Your task:
Identify and copy all lines of the material where the string "Gomes" is found.

===== Records shown

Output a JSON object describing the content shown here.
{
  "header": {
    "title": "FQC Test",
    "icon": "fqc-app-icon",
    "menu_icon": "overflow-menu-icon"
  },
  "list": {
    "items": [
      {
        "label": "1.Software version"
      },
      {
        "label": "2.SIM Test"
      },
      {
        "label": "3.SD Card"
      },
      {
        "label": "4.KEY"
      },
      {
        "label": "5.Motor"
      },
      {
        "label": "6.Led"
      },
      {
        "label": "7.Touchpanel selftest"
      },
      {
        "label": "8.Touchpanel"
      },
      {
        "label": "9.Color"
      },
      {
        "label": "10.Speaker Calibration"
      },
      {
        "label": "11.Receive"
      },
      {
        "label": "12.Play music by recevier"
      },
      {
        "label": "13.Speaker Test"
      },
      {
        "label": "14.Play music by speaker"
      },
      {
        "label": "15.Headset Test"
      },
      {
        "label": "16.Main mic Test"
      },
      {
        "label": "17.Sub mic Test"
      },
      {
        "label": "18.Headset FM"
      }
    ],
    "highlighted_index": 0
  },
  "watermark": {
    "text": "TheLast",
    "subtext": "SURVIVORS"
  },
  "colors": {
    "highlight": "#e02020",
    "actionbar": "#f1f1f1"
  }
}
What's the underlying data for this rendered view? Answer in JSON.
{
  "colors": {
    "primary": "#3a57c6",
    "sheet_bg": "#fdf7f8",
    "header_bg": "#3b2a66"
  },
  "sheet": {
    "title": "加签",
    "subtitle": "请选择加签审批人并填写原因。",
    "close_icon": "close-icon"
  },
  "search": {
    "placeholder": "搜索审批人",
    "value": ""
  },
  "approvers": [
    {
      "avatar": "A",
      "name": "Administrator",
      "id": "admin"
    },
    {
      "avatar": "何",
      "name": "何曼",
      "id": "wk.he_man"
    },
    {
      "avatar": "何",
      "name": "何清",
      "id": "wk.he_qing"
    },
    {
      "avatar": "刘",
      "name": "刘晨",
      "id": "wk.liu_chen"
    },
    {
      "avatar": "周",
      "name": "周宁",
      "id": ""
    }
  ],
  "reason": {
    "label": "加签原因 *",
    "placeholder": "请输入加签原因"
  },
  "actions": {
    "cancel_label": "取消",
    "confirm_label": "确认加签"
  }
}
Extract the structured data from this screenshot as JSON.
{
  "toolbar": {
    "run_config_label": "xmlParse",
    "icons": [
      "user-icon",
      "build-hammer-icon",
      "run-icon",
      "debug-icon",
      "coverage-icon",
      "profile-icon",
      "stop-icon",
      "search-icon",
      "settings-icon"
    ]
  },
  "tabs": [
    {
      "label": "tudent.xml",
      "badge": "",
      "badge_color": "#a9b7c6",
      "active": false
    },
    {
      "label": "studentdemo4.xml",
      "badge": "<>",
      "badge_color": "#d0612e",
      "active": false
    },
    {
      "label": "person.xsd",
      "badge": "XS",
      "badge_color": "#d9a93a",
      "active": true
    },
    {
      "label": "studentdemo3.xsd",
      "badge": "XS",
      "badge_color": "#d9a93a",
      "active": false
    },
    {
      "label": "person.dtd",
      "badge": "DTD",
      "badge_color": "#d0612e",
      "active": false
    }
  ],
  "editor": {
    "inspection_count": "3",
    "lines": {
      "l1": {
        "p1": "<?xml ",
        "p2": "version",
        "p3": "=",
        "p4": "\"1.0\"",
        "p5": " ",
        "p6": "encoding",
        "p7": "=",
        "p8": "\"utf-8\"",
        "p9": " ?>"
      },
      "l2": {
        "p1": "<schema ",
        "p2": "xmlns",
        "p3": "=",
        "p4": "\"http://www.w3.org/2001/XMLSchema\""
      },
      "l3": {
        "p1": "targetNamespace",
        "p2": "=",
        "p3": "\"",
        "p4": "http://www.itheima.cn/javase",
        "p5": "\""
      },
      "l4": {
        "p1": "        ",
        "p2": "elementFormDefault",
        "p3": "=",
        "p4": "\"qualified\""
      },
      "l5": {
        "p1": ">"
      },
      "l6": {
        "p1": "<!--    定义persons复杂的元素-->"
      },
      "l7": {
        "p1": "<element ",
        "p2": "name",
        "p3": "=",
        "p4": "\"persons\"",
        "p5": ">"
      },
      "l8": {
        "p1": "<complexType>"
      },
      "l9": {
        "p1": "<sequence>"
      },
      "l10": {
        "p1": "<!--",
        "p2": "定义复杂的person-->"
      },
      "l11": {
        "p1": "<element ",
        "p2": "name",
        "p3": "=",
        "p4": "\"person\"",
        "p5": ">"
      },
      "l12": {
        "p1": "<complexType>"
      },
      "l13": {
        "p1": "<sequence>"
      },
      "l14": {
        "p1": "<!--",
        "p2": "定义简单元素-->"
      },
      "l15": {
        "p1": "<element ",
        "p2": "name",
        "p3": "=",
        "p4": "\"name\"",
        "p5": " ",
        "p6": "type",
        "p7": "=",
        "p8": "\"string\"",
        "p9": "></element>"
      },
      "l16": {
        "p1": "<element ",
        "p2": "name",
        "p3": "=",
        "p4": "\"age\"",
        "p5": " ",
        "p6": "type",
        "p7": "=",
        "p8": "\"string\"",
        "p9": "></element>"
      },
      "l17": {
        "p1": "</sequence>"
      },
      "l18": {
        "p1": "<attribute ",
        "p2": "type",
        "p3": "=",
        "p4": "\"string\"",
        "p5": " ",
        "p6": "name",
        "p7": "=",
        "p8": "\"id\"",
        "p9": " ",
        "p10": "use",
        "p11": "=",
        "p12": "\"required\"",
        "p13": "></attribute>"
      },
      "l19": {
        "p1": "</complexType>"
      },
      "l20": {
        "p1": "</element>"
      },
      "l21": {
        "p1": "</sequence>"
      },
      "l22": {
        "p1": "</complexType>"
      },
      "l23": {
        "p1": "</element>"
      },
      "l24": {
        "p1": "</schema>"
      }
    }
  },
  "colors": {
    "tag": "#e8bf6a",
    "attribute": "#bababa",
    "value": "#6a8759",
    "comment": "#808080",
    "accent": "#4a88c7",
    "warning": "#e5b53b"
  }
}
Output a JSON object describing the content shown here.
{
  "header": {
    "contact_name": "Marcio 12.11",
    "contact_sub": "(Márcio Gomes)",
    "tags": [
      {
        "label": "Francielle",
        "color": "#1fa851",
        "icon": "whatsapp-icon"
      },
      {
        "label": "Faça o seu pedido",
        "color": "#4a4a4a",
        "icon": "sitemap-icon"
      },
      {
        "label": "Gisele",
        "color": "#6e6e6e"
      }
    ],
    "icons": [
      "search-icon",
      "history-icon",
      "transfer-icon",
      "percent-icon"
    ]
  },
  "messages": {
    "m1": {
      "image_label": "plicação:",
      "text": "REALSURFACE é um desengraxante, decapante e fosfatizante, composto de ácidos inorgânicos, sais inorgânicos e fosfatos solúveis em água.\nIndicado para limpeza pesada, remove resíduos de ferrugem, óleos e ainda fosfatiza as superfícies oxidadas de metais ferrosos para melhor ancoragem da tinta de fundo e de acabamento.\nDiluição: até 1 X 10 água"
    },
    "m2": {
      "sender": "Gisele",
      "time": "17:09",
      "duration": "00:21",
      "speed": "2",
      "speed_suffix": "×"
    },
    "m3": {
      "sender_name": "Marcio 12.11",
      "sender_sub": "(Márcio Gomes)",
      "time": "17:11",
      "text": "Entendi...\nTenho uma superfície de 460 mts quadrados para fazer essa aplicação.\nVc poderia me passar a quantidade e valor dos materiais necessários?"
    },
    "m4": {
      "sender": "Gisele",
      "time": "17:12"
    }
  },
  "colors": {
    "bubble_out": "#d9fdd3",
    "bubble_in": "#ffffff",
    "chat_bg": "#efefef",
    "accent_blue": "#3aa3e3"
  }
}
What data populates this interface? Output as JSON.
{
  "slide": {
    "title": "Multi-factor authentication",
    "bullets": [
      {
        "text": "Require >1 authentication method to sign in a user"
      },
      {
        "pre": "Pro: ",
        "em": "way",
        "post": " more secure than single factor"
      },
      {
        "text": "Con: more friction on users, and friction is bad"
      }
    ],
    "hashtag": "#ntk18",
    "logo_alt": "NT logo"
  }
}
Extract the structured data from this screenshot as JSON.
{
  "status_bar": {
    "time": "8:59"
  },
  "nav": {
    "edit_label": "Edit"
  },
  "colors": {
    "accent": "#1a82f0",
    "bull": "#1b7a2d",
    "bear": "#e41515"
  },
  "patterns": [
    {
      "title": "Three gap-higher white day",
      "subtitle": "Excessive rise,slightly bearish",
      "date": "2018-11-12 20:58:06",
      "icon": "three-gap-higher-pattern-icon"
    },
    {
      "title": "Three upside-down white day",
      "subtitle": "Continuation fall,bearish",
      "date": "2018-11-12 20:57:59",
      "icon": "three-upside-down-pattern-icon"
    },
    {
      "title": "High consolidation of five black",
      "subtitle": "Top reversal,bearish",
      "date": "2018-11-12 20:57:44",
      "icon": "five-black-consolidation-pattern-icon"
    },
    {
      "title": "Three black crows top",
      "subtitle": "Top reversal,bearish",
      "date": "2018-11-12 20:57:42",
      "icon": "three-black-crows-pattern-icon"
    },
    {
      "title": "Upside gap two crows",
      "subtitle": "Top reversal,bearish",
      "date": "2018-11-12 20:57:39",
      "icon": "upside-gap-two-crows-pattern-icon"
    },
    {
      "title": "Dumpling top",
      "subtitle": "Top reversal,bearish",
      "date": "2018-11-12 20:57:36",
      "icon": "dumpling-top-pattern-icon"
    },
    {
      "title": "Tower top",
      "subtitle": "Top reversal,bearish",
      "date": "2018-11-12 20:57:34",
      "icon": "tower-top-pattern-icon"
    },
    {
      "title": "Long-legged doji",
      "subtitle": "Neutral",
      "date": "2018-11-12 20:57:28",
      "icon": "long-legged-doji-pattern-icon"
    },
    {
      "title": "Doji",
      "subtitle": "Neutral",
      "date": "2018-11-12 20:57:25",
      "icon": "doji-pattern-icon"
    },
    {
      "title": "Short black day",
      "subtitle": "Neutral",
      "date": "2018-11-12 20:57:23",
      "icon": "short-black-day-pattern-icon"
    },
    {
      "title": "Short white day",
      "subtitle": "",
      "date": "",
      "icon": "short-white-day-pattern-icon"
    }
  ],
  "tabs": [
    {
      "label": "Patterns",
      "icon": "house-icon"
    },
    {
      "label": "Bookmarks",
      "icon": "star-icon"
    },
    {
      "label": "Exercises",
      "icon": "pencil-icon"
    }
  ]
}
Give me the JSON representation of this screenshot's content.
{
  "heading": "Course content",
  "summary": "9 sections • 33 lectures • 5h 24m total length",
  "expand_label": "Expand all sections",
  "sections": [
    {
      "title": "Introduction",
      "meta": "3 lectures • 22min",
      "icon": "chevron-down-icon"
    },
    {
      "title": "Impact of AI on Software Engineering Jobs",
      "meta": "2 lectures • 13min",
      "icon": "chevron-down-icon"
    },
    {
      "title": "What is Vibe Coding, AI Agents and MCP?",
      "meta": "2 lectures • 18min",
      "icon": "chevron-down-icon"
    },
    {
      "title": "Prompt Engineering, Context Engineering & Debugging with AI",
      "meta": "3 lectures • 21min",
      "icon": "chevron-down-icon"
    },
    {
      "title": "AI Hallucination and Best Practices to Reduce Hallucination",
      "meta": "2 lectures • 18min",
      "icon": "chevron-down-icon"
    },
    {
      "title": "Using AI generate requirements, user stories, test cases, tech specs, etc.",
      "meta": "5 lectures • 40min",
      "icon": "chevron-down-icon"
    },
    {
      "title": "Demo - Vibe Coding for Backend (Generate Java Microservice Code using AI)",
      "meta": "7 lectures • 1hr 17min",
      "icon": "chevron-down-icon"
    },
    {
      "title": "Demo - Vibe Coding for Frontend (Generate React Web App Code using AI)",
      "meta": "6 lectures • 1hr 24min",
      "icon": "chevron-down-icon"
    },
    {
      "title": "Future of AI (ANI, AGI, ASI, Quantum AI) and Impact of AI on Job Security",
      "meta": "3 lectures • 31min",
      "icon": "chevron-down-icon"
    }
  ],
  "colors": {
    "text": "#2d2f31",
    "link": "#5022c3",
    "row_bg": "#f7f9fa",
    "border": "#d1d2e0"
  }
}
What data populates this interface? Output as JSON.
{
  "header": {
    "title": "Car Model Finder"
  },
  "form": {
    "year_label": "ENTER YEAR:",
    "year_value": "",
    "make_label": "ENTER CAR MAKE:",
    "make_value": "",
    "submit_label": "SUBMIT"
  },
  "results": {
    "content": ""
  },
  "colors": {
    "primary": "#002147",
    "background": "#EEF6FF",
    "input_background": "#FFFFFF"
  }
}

==========

Solution for this problem:
    "contact_sub": "(Márcio Gomes)",
      "sender_sub": "(Márcio Gomes)",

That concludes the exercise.